#### The records ####
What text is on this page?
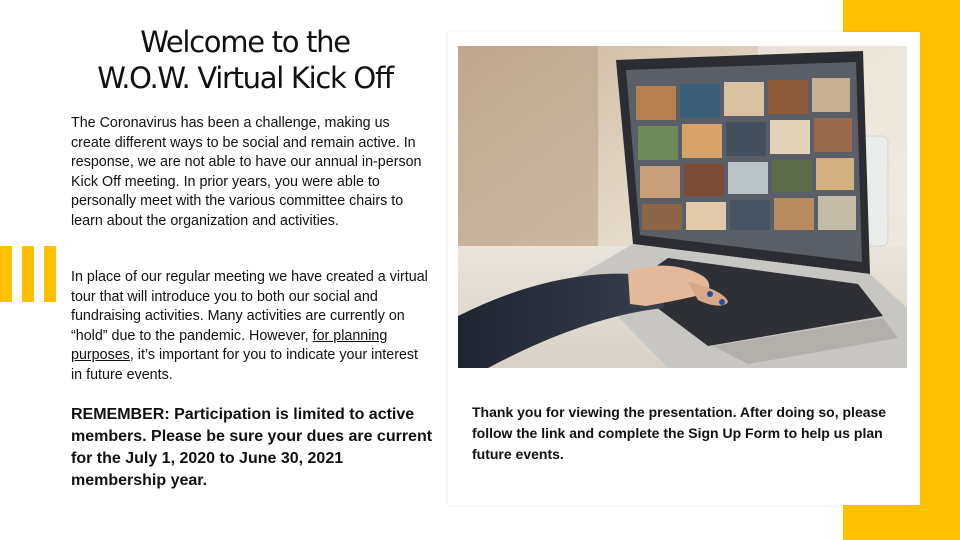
Welcome to the
W.O.W. Virtual Kick Off

The Coronavirus has been a challenge, making us create different ways to be social and remain active. In response, we are not able to have our annual in-person Kick Off meeting. In prior years, you were able to personally meet with the various committee chairs to learn about the organization and activities.

In place of our regular meeting we have created a virtual tour that will introduce you to both our social and fundraising activities. Many activities are currently on “hold” due to the pandemic. However, for planning purposes, it’s important for you to indicate your interest in future events.

REMEMBER: Participation is limited to active members. Please be sure your dues are current for the July 1, 2020 to June 30, 2021 membership year.

Thank you for viewing the presentation. After doing so, please follow the link and complete the Sign Up Form to help us plan future events.
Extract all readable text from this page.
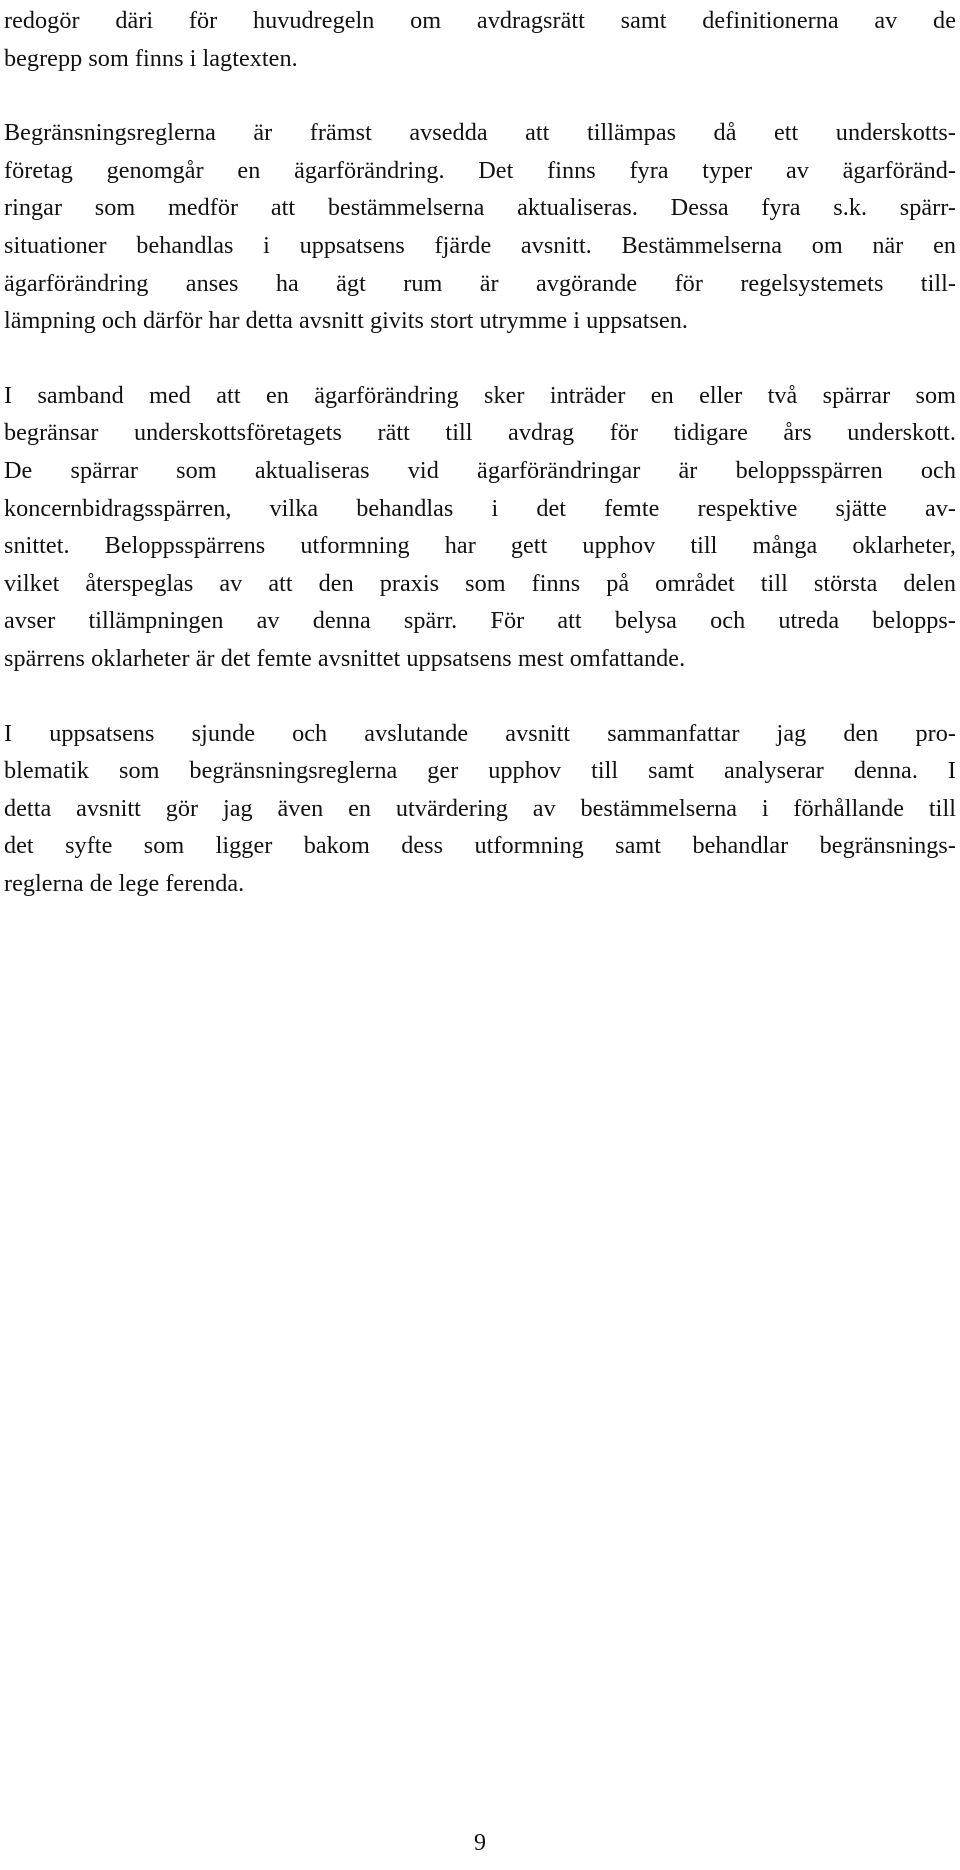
redogör däri för huvudregeln om avdragsrätt samt definitionerna av de
begrepp som finns i lagtexten.
Begränsningsreglerna är främst avsedda att tillämpas då ett underskotts-
företag genomgår en ägarförändring. Det finns fyra typer av ägarföränd-
ringar som medför att bestämmelserna aktualiseras. Dessa fyra s.k. spärr-
situationer behandlas i uppsatsens fjärde avsnitt. Bestämmelserna om när en
ägarförändring anses ha ägt rum är avgörande för regelsystemets till-
lämpning och därför har detta avsnitt givits stort utrymme i uppsatsen.
I samband med att en ägarförändring sker inträder en eller två spärrar som
begränsar underskottsföretagets rätt till avdrag för tidigare års underskott.
De spärrar som aktualiseras vid ägarförändringar är beloppsspärren och
koncernbidragsspärren, vilka behandlas i det femte respektive sjätte av-
snittet. Beloppsspärrens utformning har gett upphov till många oklarheter,
vilket återspeglas av att den praxis som finns på området till största delen
avser tillämpningen av denna spärr. För att belysa och utreda belopps-
spärrens oklarheter är det femte avsnittet uppsatsens mest omfattande.
I uppsatsens sjunde och avslutande avsnitt sammanfattar jag den pro-
blematik som begränsningsreglerna ger upphov till samt analyserar denna. I
detta avsnitt gör jag även en utvärdering av bestämmelserna i förhållande till
det syfte som ligger bakom dess utformning samt behandlar begränsnings-
reglerna de lege ferenda.
9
####
◆ Task requirements ◆
Report every line in the data above in which the word "spärrar" appears.

◆ Your solution ◆
I samband med att en ägarförändring sker inträder en eller två spärrar som
De spärrar som aktualiseras vid ägarförändringar är beloppsspärren och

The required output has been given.